## TASK PROMPT:
Print the listing that follows, character for character.
#### GIVEN RECORDS
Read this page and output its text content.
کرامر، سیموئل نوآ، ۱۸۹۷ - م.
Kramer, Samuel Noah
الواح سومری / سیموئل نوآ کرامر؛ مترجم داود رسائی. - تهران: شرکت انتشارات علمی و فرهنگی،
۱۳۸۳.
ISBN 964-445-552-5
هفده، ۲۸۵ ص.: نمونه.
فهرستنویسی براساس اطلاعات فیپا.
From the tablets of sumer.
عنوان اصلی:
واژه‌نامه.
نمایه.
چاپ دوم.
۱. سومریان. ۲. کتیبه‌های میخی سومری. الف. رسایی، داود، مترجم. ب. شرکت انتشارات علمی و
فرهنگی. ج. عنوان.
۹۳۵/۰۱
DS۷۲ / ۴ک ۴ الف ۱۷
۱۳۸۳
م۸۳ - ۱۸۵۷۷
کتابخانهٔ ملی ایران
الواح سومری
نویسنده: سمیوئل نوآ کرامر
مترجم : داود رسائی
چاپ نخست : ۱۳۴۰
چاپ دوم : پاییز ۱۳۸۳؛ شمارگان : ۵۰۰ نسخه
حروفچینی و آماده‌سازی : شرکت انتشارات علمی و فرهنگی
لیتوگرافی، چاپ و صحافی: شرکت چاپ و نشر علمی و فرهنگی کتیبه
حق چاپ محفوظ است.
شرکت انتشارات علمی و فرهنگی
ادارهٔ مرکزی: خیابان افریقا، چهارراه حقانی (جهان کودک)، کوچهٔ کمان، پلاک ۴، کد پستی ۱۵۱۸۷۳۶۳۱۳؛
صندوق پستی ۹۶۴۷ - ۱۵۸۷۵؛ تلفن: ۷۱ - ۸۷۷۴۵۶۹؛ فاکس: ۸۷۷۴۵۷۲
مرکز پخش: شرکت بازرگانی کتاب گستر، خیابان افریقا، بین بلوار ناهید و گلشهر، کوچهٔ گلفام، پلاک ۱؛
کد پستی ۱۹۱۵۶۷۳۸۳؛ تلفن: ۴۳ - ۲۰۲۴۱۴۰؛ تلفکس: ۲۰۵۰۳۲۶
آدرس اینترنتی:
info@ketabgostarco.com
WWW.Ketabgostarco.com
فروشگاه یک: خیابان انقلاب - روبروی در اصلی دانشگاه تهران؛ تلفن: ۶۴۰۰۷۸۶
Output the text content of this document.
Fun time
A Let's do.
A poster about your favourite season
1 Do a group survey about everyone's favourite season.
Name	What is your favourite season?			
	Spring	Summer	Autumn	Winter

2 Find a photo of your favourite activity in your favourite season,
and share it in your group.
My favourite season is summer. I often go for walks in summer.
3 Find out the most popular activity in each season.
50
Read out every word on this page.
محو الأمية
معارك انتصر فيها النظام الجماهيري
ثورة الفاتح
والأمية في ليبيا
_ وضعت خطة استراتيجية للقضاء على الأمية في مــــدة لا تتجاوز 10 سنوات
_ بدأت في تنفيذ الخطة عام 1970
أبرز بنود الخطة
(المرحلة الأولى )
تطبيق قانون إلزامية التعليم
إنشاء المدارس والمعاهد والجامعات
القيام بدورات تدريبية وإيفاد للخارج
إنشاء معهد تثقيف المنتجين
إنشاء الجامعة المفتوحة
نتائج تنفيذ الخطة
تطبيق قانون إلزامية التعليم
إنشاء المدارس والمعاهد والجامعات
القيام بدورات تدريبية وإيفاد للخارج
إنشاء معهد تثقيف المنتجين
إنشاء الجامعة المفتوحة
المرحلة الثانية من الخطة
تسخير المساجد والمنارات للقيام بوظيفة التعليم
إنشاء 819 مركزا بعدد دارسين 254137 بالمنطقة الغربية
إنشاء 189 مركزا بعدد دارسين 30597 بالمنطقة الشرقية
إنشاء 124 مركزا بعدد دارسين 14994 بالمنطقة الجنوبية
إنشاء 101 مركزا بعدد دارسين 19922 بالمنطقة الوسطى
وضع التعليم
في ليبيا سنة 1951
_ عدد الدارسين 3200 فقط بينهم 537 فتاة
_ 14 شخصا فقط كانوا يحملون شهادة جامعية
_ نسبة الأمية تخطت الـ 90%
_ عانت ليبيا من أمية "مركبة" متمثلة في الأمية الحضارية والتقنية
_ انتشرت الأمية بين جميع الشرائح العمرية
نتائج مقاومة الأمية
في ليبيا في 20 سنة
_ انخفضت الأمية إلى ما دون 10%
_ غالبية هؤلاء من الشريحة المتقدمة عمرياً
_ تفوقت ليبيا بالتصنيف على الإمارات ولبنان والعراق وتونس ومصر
########
## RESULT:
Read this page and output its text content.
کرامر، سیموئل نوآ، ۱۸۹۷ - م.
Kramer, Samuel Noah
الواح سومری / سیموئل نوآ کرامر؛ مترجم داود رسائی. - تهران: شرکت انتشارات علمی و فرهنگی،
۱۳۸۳.
ISBN 964-445-552-5
هفده، ۲۸۵ ص.: نمونه.
فهرستنویسی براساس اطلاعات فیپا.
From the tablets of sumer.
عنوان اصلی:
واژه‌نامه.
نمایه.
چاپ دوم.
۱. سومریان. ۲. کتیبه‌های میخی سومری. الف. رسایی، داود، مترجم. ب. شرکت انتشارات علمی و
فرهنگی. ج. عنوان.
۹۳۵/۰۱
DS۷۲ / ۴ک ۴ الف ۱۷
۱۳۸۳
م۸۳ - ۱۸۵۷۷
کتابخانهٔ ملی ایران
الواح سومری
نویسنده: سمیوئل نوآ کرامر
مترجم : داود رسائی
چاپ نخست : ۱۳۴۰
چاپ دوم : پاییز ۱۳۸۳؛ شمارگان : ۵۰۰ نسخه
حروفچینی و آماده‌سازی : شرکت انتشارات علمی و فرهنگی
لیتوگرافی، چاپ و صحافی: شرکت چاپ و نشر علمی و فرهنگی کتیبه
حق چاپ محفوظ است.
شرکت انتشارات علمی و فرهنگی
ادارهٔ مرکزی: خیابان افریقا، چهارراه حقانی (جهان کودک)، کوچهٔ کمان، پلاک ۴، کد پستی ۱۵۱۸۷۳۶۳۱۳؛
صندوق پستی ۹۶۴۷ - ۱۵۸۷۵؛ تلفن: ۷۱ - ۸۷۷۴۵۶۹؛ فاکس: ۸۷۷۴۵۷۲
مرکز پخش: شرکت بازرگانی کتاب گستر، خیابان افریقا، بین بلوار ناهید و گلشهر، کوچهٔ گلفام، پلاک ۱؛
کد پستی ۱۹۱۵۶۷۳۸۳؛ تلفن: ۴۳ - ۲۰۲۴۱۴۰؛ تلفکس: ۲۰۵۰۳۲۶
آدرس اینترنتی:
info@ketabgostarco.com
WWW.Ketabgostarco.com
فروشگاه یک: خیابان انقلاب - روبروی در اصلی دانشگاه تهران؛ تلفن: ۶۴۰۰۷۸۶
Output the text content of this document.
Fun time
A Let's do.
A poster about your favourite season
1 Do a group survey about everyone's favourite season.
Name	What is your favourite season?			
	Spring	Summer	Autumn	Winter

2 Find a photo of your favourite activity in your favourite season,
and share it in your group.
My favourite season is summer. I often go for walks in summer.
3 Find out the most popular activity in each season.
50
Read out every word on this page.
محو الأمية
معارك انتصر فيها النظام الجماهيري
ثورة الفاتح
والأمية في ليبيا
_ وضعت خطة استراتيجية للقضاء على الأمية في مــــدة لا تتجاوز 10 سنوات
_ بدأت في تنفيذ الخطة عام 1970
أبرز بنود الخطة
(المرحلة الأولى )
تطبيق قانون إلزامية التعليم
إنشاء المدارس والمعاهد والجامعات
القيام بدورات تدريبية وإيفاد للخارج
إنشاء معهد تثقيف المنتجين
إنشاء الجامعة المفتوحة
نتائج تنفيذ الخطة
تطبيق قانون إلزامية التعليم
إنشاء المدارس والمعاهد والجامعات
القيام بدورات تدريبية وإيفاد للخارج
إنشاء معهد تثقيف المنتجين
إنشاء الجامعة المفتوحة
المرحلة الثانية من الخطة
تسخير المساجد والمنارات للقيام بوظيفة التعليم
إنشاء 819 مركزا بعدد دارسين 254137 بالمنطقة الغربية
إنشاء 189 مركزا بعدد دارسين 30597 بالمنطقة الشرقية
إنشاء 124 مركزا بعدد دارسين 14994 بالمنطقة الجنوبية
إنشاء 101 مركزا بعدد دارسين 19922 بالمنطقة الوسطى
وضع التعليم
في ليبيا سنة 1951
_ عدد الدارسين 3200 فقط بينهم 537 فتاة
_ 14 شخصا فقط كانوا يحملون شهادة جامعية
_ نسبة الأمية تخطت الـ 90%
_ عانت ليبيا من أمية "مركبة" متمثلة في الأمية الحضارية والتقنية
_ انتشرت الأمية بين جميع الشرائح العمرية
نتائج مقاومة الأمية
في ليبيا في 20 سنة
_ انخفضت الأمية إلى ما دون 10%
_ غالبية هؤلاء من الشريحة المتقدمة عمرياً
_ تفوقت ليبيا بالتصنيف على الإمارات ولبنان والعراق وتونس ومصر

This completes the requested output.